What the task requires —
Reproduce the records exactly.

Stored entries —
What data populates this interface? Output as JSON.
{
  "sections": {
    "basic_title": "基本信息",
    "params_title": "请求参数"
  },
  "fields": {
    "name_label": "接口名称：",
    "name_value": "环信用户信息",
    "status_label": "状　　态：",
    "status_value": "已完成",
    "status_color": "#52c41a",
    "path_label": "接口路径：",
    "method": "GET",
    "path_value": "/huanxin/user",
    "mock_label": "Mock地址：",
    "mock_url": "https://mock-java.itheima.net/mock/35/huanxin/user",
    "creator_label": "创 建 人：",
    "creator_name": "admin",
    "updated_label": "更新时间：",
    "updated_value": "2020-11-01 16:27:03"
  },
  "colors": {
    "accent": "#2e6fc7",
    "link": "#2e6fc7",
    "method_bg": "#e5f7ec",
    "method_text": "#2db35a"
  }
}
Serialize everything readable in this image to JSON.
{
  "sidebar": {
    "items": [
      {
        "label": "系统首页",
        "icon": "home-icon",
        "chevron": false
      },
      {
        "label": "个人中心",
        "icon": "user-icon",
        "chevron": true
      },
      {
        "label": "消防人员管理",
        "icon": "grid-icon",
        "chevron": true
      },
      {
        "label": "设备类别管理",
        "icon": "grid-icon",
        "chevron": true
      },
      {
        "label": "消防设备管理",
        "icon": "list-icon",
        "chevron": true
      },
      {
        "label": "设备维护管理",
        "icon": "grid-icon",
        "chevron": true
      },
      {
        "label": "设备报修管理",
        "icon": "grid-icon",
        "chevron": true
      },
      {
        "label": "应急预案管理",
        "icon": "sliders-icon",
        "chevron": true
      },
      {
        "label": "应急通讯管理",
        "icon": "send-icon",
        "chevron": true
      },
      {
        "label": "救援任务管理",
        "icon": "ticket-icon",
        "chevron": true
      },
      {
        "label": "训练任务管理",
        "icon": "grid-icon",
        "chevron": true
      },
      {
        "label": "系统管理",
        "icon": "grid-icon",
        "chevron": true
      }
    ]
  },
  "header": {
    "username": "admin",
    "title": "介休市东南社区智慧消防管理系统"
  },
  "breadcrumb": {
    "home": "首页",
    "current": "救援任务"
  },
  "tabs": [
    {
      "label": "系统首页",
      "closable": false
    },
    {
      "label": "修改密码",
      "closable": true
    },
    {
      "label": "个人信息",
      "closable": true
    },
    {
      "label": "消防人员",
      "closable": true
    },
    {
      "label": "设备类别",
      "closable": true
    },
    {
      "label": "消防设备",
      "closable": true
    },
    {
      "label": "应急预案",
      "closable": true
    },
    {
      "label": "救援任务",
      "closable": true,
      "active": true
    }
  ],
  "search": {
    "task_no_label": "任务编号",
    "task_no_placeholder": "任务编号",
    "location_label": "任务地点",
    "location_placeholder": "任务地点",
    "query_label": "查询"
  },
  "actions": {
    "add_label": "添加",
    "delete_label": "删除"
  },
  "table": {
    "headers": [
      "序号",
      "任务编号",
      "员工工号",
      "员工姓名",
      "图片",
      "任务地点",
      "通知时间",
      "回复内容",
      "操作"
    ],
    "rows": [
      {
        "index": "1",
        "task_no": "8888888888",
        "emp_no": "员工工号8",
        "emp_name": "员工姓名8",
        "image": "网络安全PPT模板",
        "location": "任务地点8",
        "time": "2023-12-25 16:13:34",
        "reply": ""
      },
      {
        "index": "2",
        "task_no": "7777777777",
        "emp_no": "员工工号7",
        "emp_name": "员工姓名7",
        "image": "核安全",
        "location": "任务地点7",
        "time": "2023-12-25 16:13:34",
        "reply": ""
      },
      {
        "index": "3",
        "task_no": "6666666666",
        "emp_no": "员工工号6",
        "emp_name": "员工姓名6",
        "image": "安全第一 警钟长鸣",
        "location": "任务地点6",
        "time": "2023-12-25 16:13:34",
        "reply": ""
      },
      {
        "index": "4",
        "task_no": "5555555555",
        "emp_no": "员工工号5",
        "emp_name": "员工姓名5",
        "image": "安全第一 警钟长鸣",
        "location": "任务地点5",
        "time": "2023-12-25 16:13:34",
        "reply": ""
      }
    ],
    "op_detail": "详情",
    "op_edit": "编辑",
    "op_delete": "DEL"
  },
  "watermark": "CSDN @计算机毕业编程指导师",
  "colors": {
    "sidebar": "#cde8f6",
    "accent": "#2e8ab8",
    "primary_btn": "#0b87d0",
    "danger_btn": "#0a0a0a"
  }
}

Complete output —
What data populates this interface? Output as JSON.
{
  "sections": {
    "basic_title": "基本信息",
    "params_title": "请求参数"
  },
  "fields": {
    "name_label": "接口名称：",
    "name_value": "环信用户信息",
    "status_label": "状　　态：",
    "status_value": "已完成",
    "status_color": "#52c41a",
    "path_label": "接口路径：",
    "method": "GET",
    "path_value": "/huanxin/user",
    "mock_label": "Mock地址：",
    "mock_url": "https://mock-java.itheima.net/mock/35/huanxin/user",
    "creator_label": "创 建 人：",
    "creator_name": "admin",
    "updated_label": "更新时间：",
    "updated_value": "2020-11-01 16:27:03"
  },
  "colors": {
    "accent": "#2e6fc7",
    "link": "#2e6fc7",
    "method_bg": "#e5f7ec",
    "method_text": "#2db35a"
  }
}
Serialize everything readable in this image to JSON.
{
  "sidebar": {
    "items": [
      {
        "label": "系统首页",
        "icon": "home-icon",
        "chevron": false
      },
      {
        "label": "个人中心",
        "icon": "user-icon",
        "chevron": true
      },
      {
        "label": "消防人员管理",
        "icon": "grid-icon",
        "chevron": true
      },
      {
        "label": "设备类别管理",
        "icon": "grid-icon",
        "chevron": true
      },
      {
        "label": "消防设备管理",
        "icon": "list-icon",
        "chevron": true
      },
      {
        "label": "设备维护管理",
        "icon": "grid-icon",
        "chevron": true
      },
      {
        "label": "设备报修管理",
        "icon": "grid-icon",
        "chevron": true
      },
      {
        "label": "应急预案管理",
        "icon": "sliders-icon",
        "chevron": true
      },
      {
        "label": "应急通讯管理",
        "icon": "send-icon",
        "chevron": true
      },
      {
        "label": "救援任务管理",
        "icon": "ticket-icon",
        "chevron": true
      },
      {
        "label": "训练任务管理",
        "icon": "grid-icon",
        "chevron": true
      },
      {
        "label": "系统管理",
        "icon": "grid-icon",
        "chevron": true
      }
    ]
  },
  "header": {
    "username": "admin",
    "title": "介休市东南社区智慧消防管理系统"
  },
  "breadcrumb": {
    "home": "首页",
    "current": "救援任务"
  },
  "tabs": [
    {
      "label": "系统首页",
      "closable": false
    },
    {
      "label": "修改密码",
      "closable": true
    },
    {
      "label": "个人信息",
      "closable": true
    },
    {
      "label": "消防人员",
      "closable": true
    },
    {
      "label": "设备类别",
      "closable": true
    },
    {
      "label": "消防设备",
      "closable": true
    },
    {
      "label": "应急预案",
      "closable": true
    },
    {
      "label": "救援任务",
      "closable": true,
      "active": true
    }
  ],
  "search": {
    "task_no_label": "任务编号",
    "task_no_placeholder": "任务编号",
    "location_label": "任务地点",
    "location_placeholder": "任务地点",
    "query_label": "查询"
  },
  "actions": {
    "add_label": "添加",
    "delete_label": "删除"
  },
  "table": {
    "headers": [
      "序号",
      "任务编号",
      "员工工号",
      "员工姓名",
      "图片",
      "任务地点",
      "通知时间",
      "回复内容",
      "操作"
    ],
    "rows": [
      {
        "index": "1",
        "task_no": "8888888888",
        "emp_no": "员工工号8",
        "emp_name": "员工姓名8",
        "image": "网络安全PPT模板",
        "location": "任务地点8",
        "time": "2023-12-25 16:13:34",
        "reply": ""
      },
      {
        "index": "2",
        "task_no": "7777777777",
        "emp_no": "员工工号7",
        "emp_name": "员工姓名7",
        "image": "核安全",
        "location": "任务地点7",
        "time": "2023-12-25 16:13:34",
        "reply": ""
      },
      {
        "index": "3",
        "task_no": "6666666666",
        "emp_no": "员工工号6",
        "emp_name": "员工姓名6",
        "image": "安全第一 警钟长鸣",
        "location": "任务地点6",
        "time": "2023-12-25 16:13:34",
        "reply": ""
      },
      {
        "index": "4",
        "task_no": "5555555555",
        "emp_no": "员工工号5",
        "emp_name": "员工姓名5",
        "image": "安全第一 警钟长鸣",
        "location": "任务地点5",
        "time": "2023-12-25 16:13:34",
        "reply": ""
      }
    ],
    "op_detail": "详情",
    "op_edit": "编辑",
    "op_delete": "DEL"
  },
  "watermark": "CSDN @计算机毕业编程指导师",
  "colors": {
    "sidebar": "#cde8f6",
    "accent": "#2e8ab8",
    "primary_btn": "#0b87d0",
    "danger_btn": "#0a0a0a"
  }
}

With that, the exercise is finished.